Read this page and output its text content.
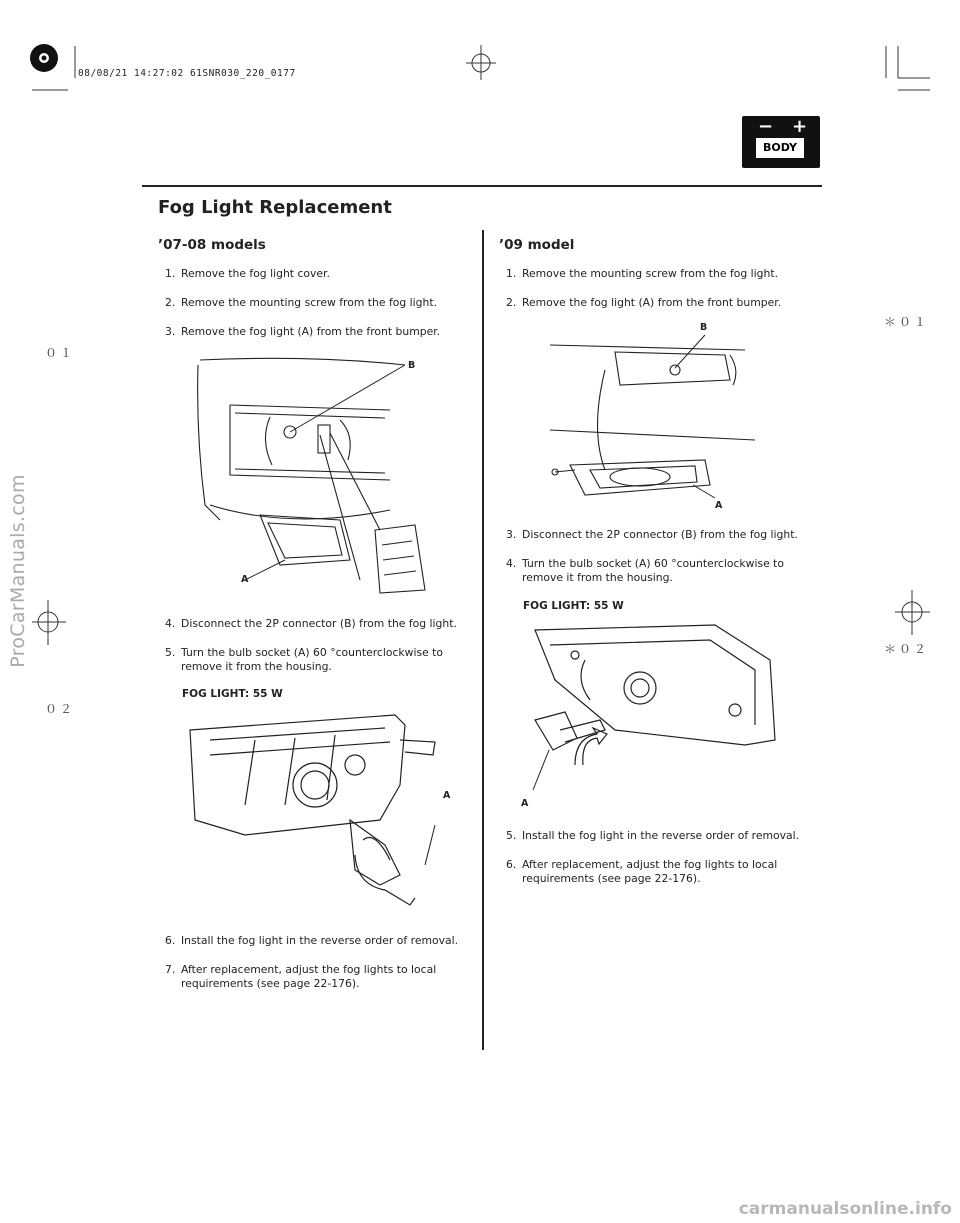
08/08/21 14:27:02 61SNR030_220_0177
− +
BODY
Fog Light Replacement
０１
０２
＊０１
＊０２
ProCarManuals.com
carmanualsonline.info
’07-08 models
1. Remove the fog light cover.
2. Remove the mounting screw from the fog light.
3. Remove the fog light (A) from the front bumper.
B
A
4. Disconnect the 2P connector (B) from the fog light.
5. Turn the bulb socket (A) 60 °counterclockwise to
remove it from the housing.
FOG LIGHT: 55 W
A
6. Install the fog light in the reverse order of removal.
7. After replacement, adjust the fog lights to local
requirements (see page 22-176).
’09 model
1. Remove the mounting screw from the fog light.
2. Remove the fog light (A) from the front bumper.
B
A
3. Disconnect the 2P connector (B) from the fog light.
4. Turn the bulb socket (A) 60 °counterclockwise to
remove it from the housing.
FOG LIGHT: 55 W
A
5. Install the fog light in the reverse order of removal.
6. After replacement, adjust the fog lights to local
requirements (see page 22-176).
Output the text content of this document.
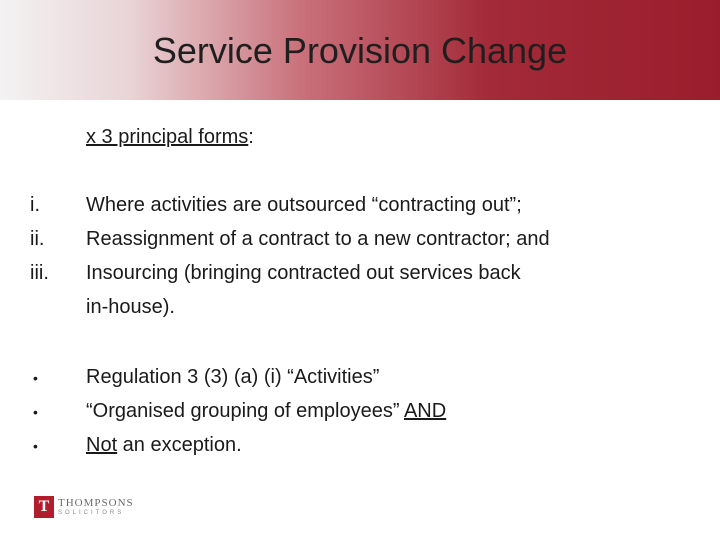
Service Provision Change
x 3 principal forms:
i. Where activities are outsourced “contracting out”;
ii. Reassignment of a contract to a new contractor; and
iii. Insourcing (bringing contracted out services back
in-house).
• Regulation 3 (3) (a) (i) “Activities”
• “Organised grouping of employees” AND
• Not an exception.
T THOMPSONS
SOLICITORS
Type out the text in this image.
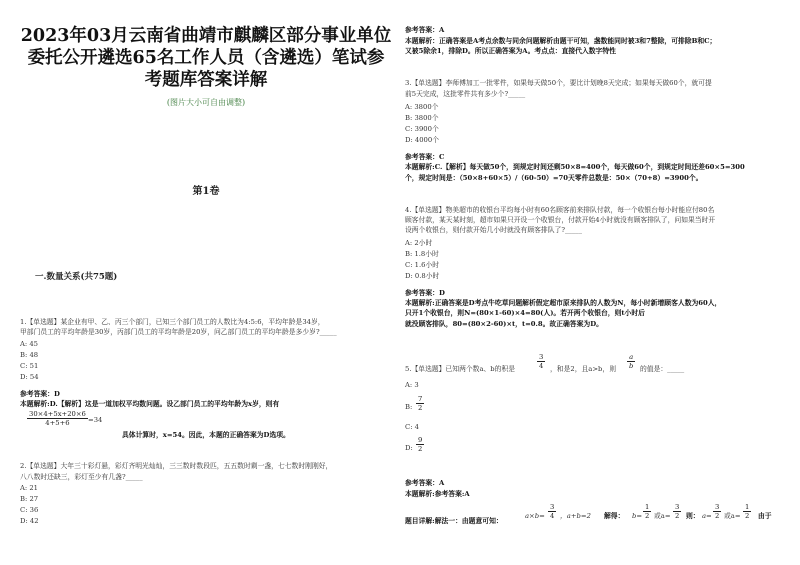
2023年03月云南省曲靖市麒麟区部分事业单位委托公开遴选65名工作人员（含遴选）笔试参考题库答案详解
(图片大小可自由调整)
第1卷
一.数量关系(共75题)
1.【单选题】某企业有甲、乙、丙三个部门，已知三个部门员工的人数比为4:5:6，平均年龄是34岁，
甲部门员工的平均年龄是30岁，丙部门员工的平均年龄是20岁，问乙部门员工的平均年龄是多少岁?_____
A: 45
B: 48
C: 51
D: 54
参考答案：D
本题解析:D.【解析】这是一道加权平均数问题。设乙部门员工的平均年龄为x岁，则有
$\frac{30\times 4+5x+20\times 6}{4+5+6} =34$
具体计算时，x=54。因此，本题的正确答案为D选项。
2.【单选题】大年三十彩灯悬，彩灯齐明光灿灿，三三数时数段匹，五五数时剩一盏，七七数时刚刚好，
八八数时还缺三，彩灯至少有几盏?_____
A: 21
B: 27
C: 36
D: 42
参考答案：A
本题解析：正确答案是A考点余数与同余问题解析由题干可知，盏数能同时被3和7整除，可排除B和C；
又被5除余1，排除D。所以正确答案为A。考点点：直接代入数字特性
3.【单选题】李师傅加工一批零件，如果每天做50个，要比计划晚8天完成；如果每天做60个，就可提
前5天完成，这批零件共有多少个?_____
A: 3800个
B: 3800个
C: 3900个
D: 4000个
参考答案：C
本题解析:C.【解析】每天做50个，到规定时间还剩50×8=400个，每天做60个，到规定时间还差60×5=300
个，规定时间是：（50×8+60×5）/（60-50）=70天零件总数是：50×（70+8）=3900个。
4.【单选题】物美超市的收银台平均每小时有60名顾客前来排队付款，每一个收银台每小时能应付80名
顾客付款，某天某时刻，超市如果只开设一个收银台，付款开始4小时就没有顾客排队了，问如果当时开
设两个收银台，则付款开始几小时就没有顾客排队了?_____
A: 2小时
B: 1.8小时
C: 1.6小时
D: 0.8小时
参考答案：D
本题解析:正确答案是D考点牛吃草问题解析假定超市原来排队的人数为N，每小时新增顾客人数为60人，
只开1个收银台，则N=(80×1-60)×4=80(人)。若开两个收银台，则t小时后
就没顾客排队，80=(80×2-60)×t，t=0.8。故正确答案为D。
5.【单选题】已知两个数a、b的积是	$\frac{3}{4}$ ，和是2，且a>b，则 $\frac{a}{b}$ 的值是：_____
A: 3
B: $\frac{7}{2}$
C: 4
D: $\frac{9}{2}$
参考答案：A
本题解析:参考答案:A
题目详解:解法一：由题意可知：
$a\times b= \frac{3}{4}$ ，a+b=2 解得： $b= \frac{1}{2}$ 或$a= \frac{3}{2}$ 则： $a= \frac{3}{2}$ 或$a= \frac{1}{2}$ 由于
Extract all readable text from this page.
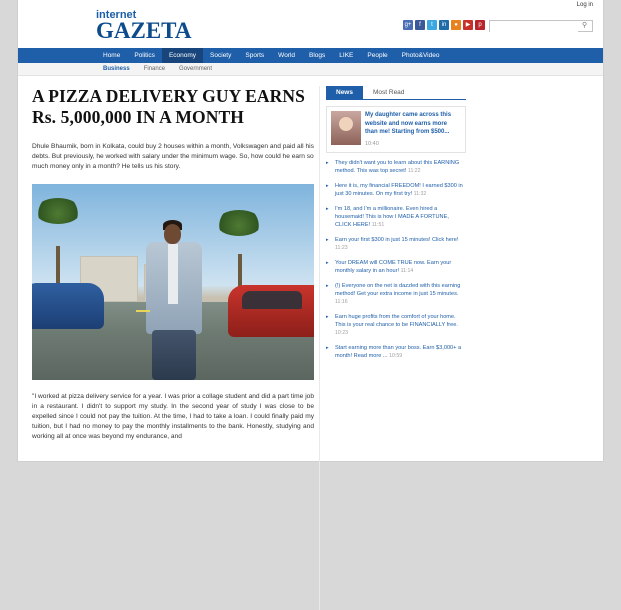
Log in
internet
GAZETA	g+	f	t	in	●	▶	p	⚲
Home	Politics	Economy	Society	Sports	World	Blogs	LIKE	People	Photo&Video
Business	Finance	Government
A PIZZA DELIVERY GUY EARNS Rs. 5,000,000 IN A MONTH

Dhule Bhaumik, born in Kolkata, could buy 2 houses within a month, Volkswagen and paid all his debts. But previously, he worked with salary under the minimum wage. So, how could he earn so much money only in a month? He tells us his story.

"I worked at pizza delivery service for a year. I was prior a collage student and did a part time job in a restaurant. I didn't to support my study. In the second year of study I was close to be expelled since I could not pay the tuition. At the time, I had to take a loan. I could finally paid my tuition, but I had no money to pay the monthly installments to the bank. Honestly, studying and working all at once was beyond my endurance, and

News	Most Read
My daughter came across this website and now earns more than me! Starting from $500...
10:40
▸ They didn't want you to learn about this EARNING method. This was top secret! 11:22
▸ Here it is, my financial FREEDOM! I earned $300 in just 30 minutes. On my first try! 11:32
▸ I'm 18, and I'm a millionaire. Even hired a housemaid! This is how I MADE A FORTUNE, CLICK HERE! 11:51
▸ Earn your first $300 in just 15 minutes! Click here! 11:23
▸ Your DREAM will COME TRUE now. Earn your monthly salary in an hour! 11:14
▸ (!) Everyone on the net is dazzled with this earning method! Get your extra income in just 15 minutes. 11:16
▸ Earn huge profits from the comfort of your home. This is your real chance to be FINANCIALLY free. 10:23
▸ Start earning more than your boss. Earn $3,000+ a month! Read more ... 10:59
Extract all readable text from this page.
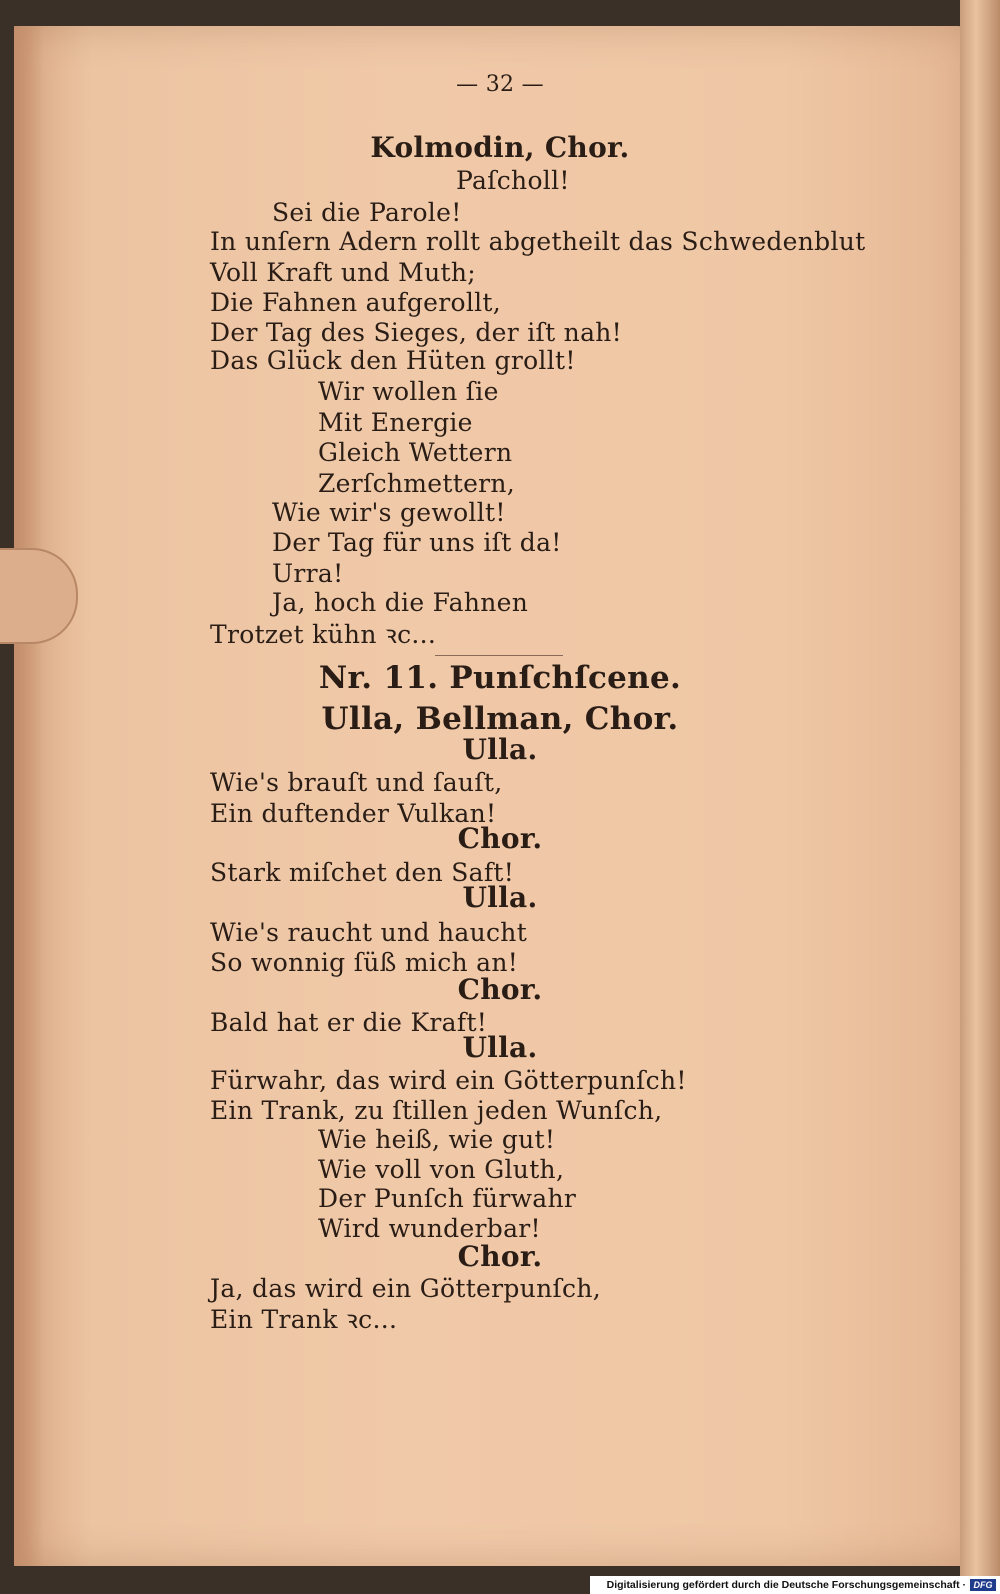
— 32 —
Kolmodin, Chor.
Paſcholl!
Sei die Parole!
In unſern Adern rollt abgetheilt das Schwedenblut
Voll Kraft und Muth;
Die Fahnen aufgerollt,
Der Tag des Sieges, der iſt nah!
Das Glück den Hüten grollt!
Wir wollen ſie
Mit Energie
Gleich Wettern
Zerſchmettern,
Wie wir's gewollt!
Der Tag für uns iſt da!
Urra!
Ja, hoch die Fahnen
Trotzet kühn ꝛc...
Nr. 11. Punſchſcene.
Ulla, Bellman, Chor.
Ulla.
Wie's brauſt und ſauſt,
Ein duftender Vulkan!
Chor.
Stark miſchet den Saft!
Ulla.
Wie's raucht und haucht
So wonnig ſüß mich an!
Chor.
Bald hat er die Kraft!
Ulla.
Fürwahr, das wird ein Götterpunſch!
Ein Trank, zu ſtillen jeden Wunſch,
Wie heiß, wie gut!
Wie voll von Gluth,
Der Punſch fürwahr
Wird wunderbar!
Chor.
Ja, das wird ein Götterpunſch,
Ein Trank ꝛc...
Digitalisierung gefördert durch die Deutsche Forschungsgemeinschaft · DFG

····················

**What is expected:** Pictures are to be left out; repeat all the remaining data exactly.

**Worked answer:**
Read this page and output its text content.
08/08/21 14:27:02 61SNR030_220_0177
− +
BODY
Fog Light Replacement
０１
０２
＊０１
＊０２
ProCarManuals.com
carmanualsonline.info
’07-08 models
1. Remove the fog light cover.
2. Remove the mounting screw from the fog light.
3. Remove the fog light (A) from the front bumper.
B
A
4. Disconnect the 2P connector (B) from the fog light.
5. Turn the bulb socket (A) 60 °counterclockwise to
remove it from the housing.
FOG LIGHT: 55 W
A
6. Install the fog light in the reverse order of removal.
7. After replacement, adjust the fog lights to local
requirements (see page 22-176).
’09 model
1. Remove the mounting screw from the fog light.
2. Remove the fog light (A) from the front bumper.
B
A
3. Disconnect the 2P connector (B) from the fog light.
4. Turn the bulb socket (A) 60 °counterclockwise to
remove it from the housing.
FOG LIGHT: 55 W
A
5. Install the fog light in the reverse order of removal.
6. After replacement, adjust the fog lights to local
requirements (see page 22-176).
Output the text content of this document.
Service Provision Change
x 3 principal forms:
i. Where activities are outsourced “contracting out”;
ii. Reassignment of a contract to a new contractor; and
iii. Insourcing (bringing contracted out services back
in-house).
• Regulation 3 (3) (a) (i) “Activities”
• “Organised grouping of employees” AND
• Not an exception.
T THOMPSONS
SOLICITORS
Type out the text in this image.
2023年03月云南省曲靖市麒麟区部分事业单位委托公开遴选65名工作人员（含遴选）笔试参考题库答案详解
(图片大小可自由调整)
第1卷
一.数量关系(共75题)
1.【单选题】某企业有甲、乙、丙三个部门，已知三个部门员工的人数比为4:5:6，平均年龄是34岁，
甲部门员工的平均年龄是30岁，丙部门员工的平均年龄是20岁，问乙部门员工的平均年龄是多少岁?_____
A: 45
B: 48
C: 51
D: 54
参考答案：D
本题解析:D.【解析】这是一道加权平均数问题。设乙部门员工的平均年龄为x岁，则有
$\frac{30\times 4+5x+20\times 6}{4+5+6} =34$
具体计算时，x=54。因此，本题的正确答案为D选项。
2.【单选题】大年三十彩灯悬，彩灯齐明光灿灿，三三数时数段匹，五五数时剩一盏，七七数时刚刚好，
八八数时还缺三，彩灯至少有几盏?_____
A: 21
B: 27
C: 36
D: 42
参考答案：A
本题解析：正确答案是A考点余数与同余问题解析由题干可知，盏数能同时被3和7整除，可排除B和C；
又被5除余1，排除D。所以正确答案为A。考点点：直接代入数字特性
3.【单选题】李师傅加工一批零件，如果每天做50个，要比计划晚8天完成；如果每天做60个，就可提
前5天完成，这批零件共有多少个?_____
A: 3800个
B: 3800个
C: 3900个
D: 4000个
参考答案：C
本题解析:C.【解析】每天做50个，到规定时间还剩50×8=400个，每天做60个，到规定时间还差60×5=300
个，规定时间是：（50×8+60×5）/（60-50）=70天零件总数是：50×（70+8）=3900个。
4.【单选题】物美超市的收银台平均每小时有60名顾客前来排队付款，每一个收银台每小时能应付80名
顾客付款，某天某时刻，超市如果只开设一个收银台，付款开始4小时就没有顾客排队了，问如果当时开
设两个收银台，则付款开始几小时就没有顾客排队了?_____
A: 2小时
B: 1.8小时
C: 1.6小时
D: 0.8小时
参考答案：D
本题解析:正确答案是D考点牛吃草问题解析假定超市原来排队的人数为N，每小时新增顾客人数为60人，
只开1个收银台，则N=(80×1-60)×4=80(人)。若开两个收银台，则t小时后
就没顾客排队，80=(80×2-60)×t，t=0.8。故正确答案为D。
5.【单选题】已知两个数a、b的积是	$\frac{3}{4}$ ，和是2，且a>b，则 $\frac{a}{b}$ 的值是：_____
A: 3
B: $\frac{7}{2}$
C: 4
D: $\frac{9}{2}$
参考答案：A
本题解析:参考答案:A
题目详解:解法一：由题意可知：
$a\times b= \frac{3}{4}$ ，a+b=2 解得： $b= \frac{1}{2}$ 或$a= \frac{3}{2}$ 则： $a= \frac{3}{2}$ 或$a= \frac{1}{2}$ 由于
Extract all readable text from this page.
Log in
internet
GAZETA	g+	f	t	in	●	▶	p	⚲
Home	Politics	Economy	Society	Sports	World	Blogs	LIKE	People	Photo&Video
Business	Finance	Government
A PIZZA DELIVERY GUY EARNS Rs. 5,000,000 IN A MONTH

Dhule Bhaumik, born in Kolkata, could buy 2 houses within a month, Volkswagen and paid all his debts. But previously, he worked with salary under the minimum wage. So, how could he earn so much money only in a month? He tells us his story.

"I worked at pizza delivery service for a year. I was prior a collage student and did a part time job in a restaurant. I didn't to support my study. In the second year of study I was close to be expelled since I could not pay the tuition. At the time, I had to take a loan. I could finally paid my tuition, but I had no money to pay the monthly installments to the bank. Honestly, studying and working all at once was beyond my endurance, and

News	Most Read
My daughter came across this website and now earns more than me! Starting from $500...
10:40
▸ They didn't want you to learn about this EARNING method. This was top secret! 11:22
▸ Here it is, my financial FREEDOM! I earned $300 in just 30 minutes. On my first try! 11:32
▸ I'm 18, and I'm a millionaire. Even hired a housemaid! This is how I MADE A FORTUNE, CLICK HERE! 11:51
▸ Earn your first $300 in just 15 minutes! Click here! 11:23
▸ Your DREAM will COME TRUE now. Earn your monthly salary in an hour! 11:14
▸ (!) Everyone on the net is dazzled with this earning method! Get your extra income in just 15 minutes. 11:16
▸ Earn huge profits from the comfort of your home. This is your real chance to be FINANCIALLY free. 10:23
▸ Start earning more than your boss. Earn $3,000+ a month! Read more ... 10:59
Extract all readable text from this page.
— 32 —
Kolmodin, Chor.
Paſcholl!
Sei die Parole!
In unſern Adern rollt abgetheilt das Schwedenblut
Voll Kraft und Muth;
Die Fahnen aufgerollt,
Der Tag des Sieges, der iſt nah!
Das Glück den Hüten grollt!
Wir wollen ſie
Mit Energie
Gleich Wettern
Zerſchmettern,
Wie wir's gewollt!
Der Tag für uns iſt da!
Urra!
Ja, hoch die Fahnen
Trotzet kühn ꝛc...
Nr. 11. Punſchſcene.
Ulla, Bellman, Chor.
Ulla.
Wie's brauſt und ſauſt,
Ein duftender Vulkan!
Chor.
Stark miſchet den Saft!
Ulla.
Wie's raucht und haucht
So wonnig ſüß mich an!
Chor.
Bald hat er die Kraft!
Ulla.
Fürwahr, das wird ein Götterpunſch!
Ein Trank, zu ſtillen jeden Wunſch,
Wie heiß, wie gut!
Wie voll von Gluth,
Der Punſch fürwahr
Wird wunderbar!
Chor.
Ja, das wird ein Götterpunſch,
Ein Trank ꝛc...
Digitalisierung gefördert durch die Deutsche Forschungsgemeinschaft · DFG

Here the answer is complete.